**JOB:** Copy each line below that includes "stadfesta".

**LISTED ENTRIES:**
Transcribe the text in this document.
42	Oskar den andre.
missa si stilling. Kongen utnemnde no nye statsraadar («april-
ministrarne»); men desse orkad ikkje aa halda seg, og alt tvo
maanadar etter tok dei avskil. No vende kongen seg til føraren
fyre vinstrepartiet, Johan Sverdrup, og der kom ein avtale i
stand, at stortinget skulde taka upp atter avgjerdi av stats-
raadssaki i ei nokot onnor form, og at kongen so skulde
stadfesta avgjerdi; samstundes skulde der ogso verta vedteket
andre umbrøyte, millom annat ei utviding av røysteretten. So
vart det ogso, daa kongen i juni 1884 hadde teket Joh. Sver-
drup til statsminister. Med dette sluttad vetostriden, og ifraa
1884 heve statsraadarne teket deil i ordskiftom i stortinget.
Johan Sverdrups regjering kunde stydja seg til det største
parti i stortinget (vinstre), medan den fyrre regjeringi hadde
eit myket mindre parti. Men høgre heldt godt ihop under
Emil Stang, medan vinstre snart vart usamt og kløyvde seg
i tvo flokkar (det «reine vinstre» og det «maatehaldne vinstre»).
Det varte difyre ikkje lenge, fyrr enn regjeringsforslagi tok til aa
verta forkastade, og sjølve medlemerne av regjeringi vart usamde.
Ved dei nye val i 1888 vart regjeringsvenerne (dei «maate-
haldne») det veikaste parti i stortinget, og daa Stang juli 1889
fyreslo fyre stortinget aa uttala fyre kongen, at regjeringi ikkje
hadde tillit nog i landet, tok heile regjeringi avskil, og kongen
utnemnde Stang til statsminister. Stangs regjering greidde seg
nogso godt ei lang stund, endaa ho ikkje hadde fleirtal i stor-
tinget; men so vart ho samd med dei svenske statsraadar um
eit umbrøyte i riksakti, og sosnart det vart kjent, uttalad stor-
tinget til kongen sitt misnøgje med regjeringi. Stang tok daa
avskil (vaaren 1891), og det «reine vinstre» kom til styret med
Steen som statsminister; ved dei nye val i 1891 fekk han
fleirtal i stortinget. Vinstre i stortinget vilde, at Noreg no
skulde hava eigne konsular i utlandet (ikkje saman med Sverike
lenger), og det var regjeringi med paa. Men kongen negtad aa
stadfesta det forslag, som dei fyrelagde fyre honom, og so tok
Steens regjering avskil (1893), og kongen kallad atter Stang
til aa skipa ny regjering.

**FINISHED ANSWER:**
stadfesta avgjerdi; samstundes skulde der ogso verta vedteket
stadfesta det forslag, som dei fyrelagde fyre honom, og so tok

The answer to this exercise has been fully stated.